• Opdracht:
Zet de tekst over de gevolgen van FuelEU Maritime voor vervoerders en vrachteigenaren voort na de laatste zin.

• Leestekst:
===

Gevolgen voor vervoerders en eigenaren van vracht

Hoewel FuelEU Maritime zich in de eerste plaats richt op reders en scheepsexploitanten, zullen de gevolgen ook doorwerken bij verladers, de bedrijven die vracht vervoeren. Duurzamere brandstoffen (zoals biobrandstof of synthetische methanol) zijn momenteel aanzienlijk duurder dan conventionele scheepsbrandstof, en investeringen in nieuwe technologieën of scheepsaanpassingen brengen hoge kosten met zich mee (GEODIS, 2023). Deze extra kosten voor de scheepvaartsector zullen naar verwachting leiden tot hogere vrachtprijzen voor klanten (GEODIS, 2023). Met andere woorden, het vervoer van goederen over zee zal waarschijnlijk duurder worden en bedrijven die gebruikmaken van zeevervoer zullen in hun logistieke keten met deze kostenstijgingen worden geconfronteerd.

===

• Aangeleverde gegevens:

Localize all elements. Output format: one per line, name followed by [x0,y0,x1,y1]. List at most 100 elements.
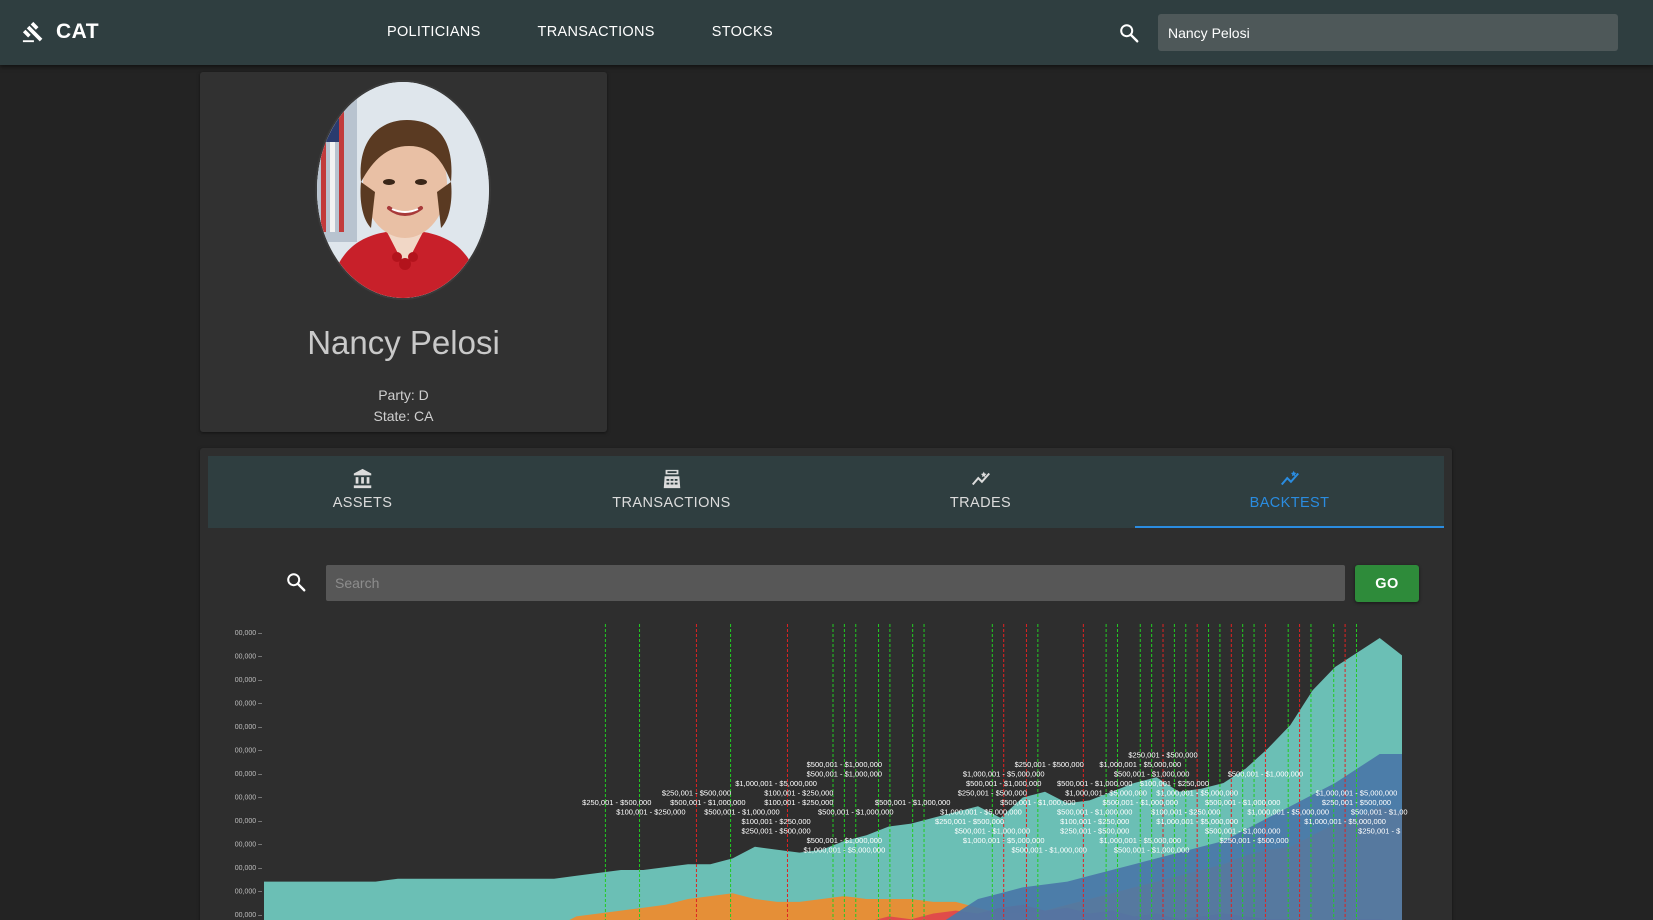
y-tick-label: 00,000 – [235,771,262,778]
politician-meta: Party: D State: CA [200,385,607,427]
tab-assets[interactable]: ASSETS [208,456,517,528]
trade-amount-label: $100,001 - $250,000 [1151,808,1220,817]
tab-bar: ASSETS TRANSACTIONS TRADES BACKTEST [208,456,1444,528]
trade-amount-label: $500,001 - $1,000,000 [818,808,893,817]
trade-amount-label: $250,001 - $500,000 [741,827,810,836]
trade-amount-label: $250,001 - $ [1358,827,1401,836]
chart-line-icon [1280,470,1299,486]
trade-amount-label: $250,001 - $500,000 [1060,827,1129,836]
trade-amount-label: $1,000,001 - $5,000,000 [1099,836,1181,845]
brand[interactable]: CAT [22,20,99,44]
trade-amount-label: $500,001 - $1,000,000 [1205,798,1280,807]
trade-amount-label: $250,001 - $500,000 [582,798,651,807]
brand-name: CAT [56,20,100,43]
bank-icon [353,468,371,489]
tabs-panel: ASSETS TRANSACTIONS TRADES BACKTEST Sear… [200,448,1452,920]
trade-amount-label: $1,000,001 - $5,000,000 [1065,789,1147,798]
cash-register-icon [663,469,680,489]
tab-trades[interactable]: TRADES [826,456,1135,528]
trade-amount-label: $100,001 - $250,000 [616,808,685,817]
y-tick-label: 00,000 – [235,795,262,802]
trade-amount-label: $1,000,001 - $5,000,000 [1156,817,1238,826]
trade-amount-label: $250,001 - $500,000 [1322,798,1391,807]
trade-amount-label: $250,001 - $500,000 [1219,836,1288,845]
trade-amount-label: $100,001 - $250,000 [1140,779,1209,788]
trade-amount-label: $250,001 - $500,000 [1015,760,1084,769]
backtest-chart-svg: 00,000 – 00,000 – 00,000 – 00,000 – 00,000 –… [235,624,1408,920]
tab-backtest[interactable]: BACKTEST [1135,456,1444,528]
trade-amount-label: $1,000,001 - $5,000,000 [963,770,1045,779]
trade-amount-label: $500,001 - $1,000,000 [807,770,882,779]
tab-assets-label: ASSETS [332,495,393,511]
trade-amount-label: $100,001 - $250,000 [741,817,810,826]
tab-transactions-label: TRANSACTIONS [612,495,731,511]
trade-amount-label: $100,001 - $250,000 [764,798,833,807]
trade-amount-label: $500,001 - $1,000,000 [966,779,1041,788]
y-tick-label: 00,000 – [235,912,262,919]
trade-amount-label: $250,001 - $500,000 [935,817,1004,826]
nav-link-politicians[interactable]: POLITICIANS [387,24,481,40]
nav-link-transactions[interactable]: TRANSACTIONS [538,24,655,40]
trade-amount-label: $500,001 - $1,000,000 [1205,827,1280,836]
trade-amount-label: $500,001 - $1,000,000 [1103,798,1178,807]
nav-link-stocks[interactable]: STOCKS [712,24,773,40]
trade-amount-label: $250,001 - $500,000 [958,789,1027,798]
trade-amount-label: $500,001 - $1,000,000 [1000,798,1075,807]
trade-amount-label: $500,001 - $1,000,000 [1114,846,1189,855]
search-icon[interactable] [1118,22,1140,44]
y-tick-label: 00,000 – [235,630,262,637]
trade-amount-label: $100,001 - $250,000 [1060,817,1129,826]
trade-amount-label: $500,001 - $1,000,000 [875,798,950,807]
trade-amount-label: $1,000,001 - $5,000,000 [804,846,886,855]
trade-amount-label: $1,000,001 - $5,000,000 [1247,808,1329,817]
go-button[interactable]: GO [1355,565,1419,602]
y-tick-label: 00,000 – [235,677,262,684]
trade-amount-label: $100,001 - $250,000 [764,789,833,798]
trade-amount-label: $1,000,001 - $5,000,000 [963,836,1045,845]
trade-amount-label: $250,001 - $500,000 [662,789,731,798]
trade-amount-label: $500,001 - $1,00 [1351,808,1408,817]
portrait-image [317,82,489,298]
y-tick-label: 00,000 – [235,818,262,825]
trending-icon [971,471,990,486]
profile-card: Nancy Pelosi Party: D State: CA [200,72,607,432]
trade-amount-label: $1,000,001 - $5,000,000 [1099,760,1181,769]
tab-transactions[interactable]: TRANSACTIONS [517,456,826,528]
y-tick-label: 00,000 – [235,654,262,661]
trade-amount-label: $1,000,001 - $5,000,000 [1304,817,1386,826]
trade-amount-label: $500,001 - $1,000,000 [1057,779,1132,788]
y-tick-label: 00,000 – [235,889,262,896]
y-tick-label: 00,000 – [235,748,262,755]
trade-amount-label: $1,000,001 - $5,000,000 [1316,789,1398,798]
y-tick-label: 00,000 – [235,701,262,708]
y-tick-label: 00,000 – [235,724,262,731]
trade-amount-label: $500,001 - $1,000,000 [670,798,745,807]
tab-trades-label: TRADES [949,495,1012,511]
backtest-search-input[interactable] [326,565,1345,601]
trade-amount-label: $1,000,001 - $5,000,000 [1156,789,1238,798]
trade-amount-label: $1,000,001 - $5,000,000 [735,779,817,788]
nav-links: POLITICIANS TRANSACTIONS STOCKS [387,24,773,40]
trade-amount-label: $500,001 - $1,000,000 [1057,808,1132,817]
politician-name: Nancy Pelosi [307,324,500,361]
backtest-chart: 00,000 – 00,000 – 00,000 – 00,000 – 00,000 –… [222,624,1422,920]
avatar [315,80,491,300]
trade-amount-label: $500,001 - $1,000,000 [807,836,882,845]
y-tick-label: 00,000 – [235,842,262,849]
trade-amount-label: $500,001 - $1,000,000 [704,808,779,817]
tab-backtest-label: BACKTEST [1249,495,1330,511]
politician-search-input[interactable] [1158,14,1618,51]
trade-amount-label: $500,001 - $1,000,000 [955,827,1030,836]
top-navbar: CAT POLITICIANS TRANSACTIONS STOCKS [0,0,1653,65]
trade-amount-label: $500,001 - $1,000,000 [1228,770,1303,779]
y-tick-label: 00,000 – [235,865,262,872]
trade-amount-label: $1,000,001 - $5,000,000 [940,808,1022,817]
search-icon[interactable] [285,571,307,593]
trade-amount-label: $500,001 - $1,000,000 [807,760,882,769]
trade-amount-label: $500,001 - $1,000,000 [1011,846,1086,855]
trade-amount-label: $500,001 - $1,000,000 [1114,770,1189,779]
state-label: State: CA [373,408,434,424]
party-label: Party: D [378,387,429,403]
gavel-icon [22,21,43,43]
trade-amount-label: $250,001 - $500,000 [1128,751,1197,760]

===

• Antwoord:
Voor logistiek managers betekent dit dat efficiëntie en emissiereductie in transport nog belangrijker worden. Elke besparing in brandstofverbruik of optimalisatie in laadvermogen kan helpen om kosten en emissies te verminderen. Dit is precies waar slimme industriële verpakkingsoplossingen een rol kunnen spelen: door het gewicht en volume van verpakkingen te verminderen en transportbewegingen te minimaliseren, kunnen bedrijven zowel financiële voordelen behalen als hun Scope 3-emissies verminderen.

Scope 3-emissies en logistiek

In het kader van klimaatrapportage worden emissies onderverdeeld in drie ‘scopes’. Scope 1 betreft directe emissies (bijvoorbeeld brandstofverbruik in eigen vrachtwagens of schepen), Scope 2 betreft indirecte emissies van ingekochte energie (bijvoorbeeld elektriciteit voor magazijnen) en Scope 3 omvat alle andere indirecte emissies in de waardeketen (World Resources Institute & WBCSD, 2011). Voor de meeste productie- en handelsbedrijven is Scope 3 veruit de grootste categorie, aangezien deze de uitstoot van leveranciers, productgebruik, afvalverwerking en transport door externe logistieke dienstverleners omvat.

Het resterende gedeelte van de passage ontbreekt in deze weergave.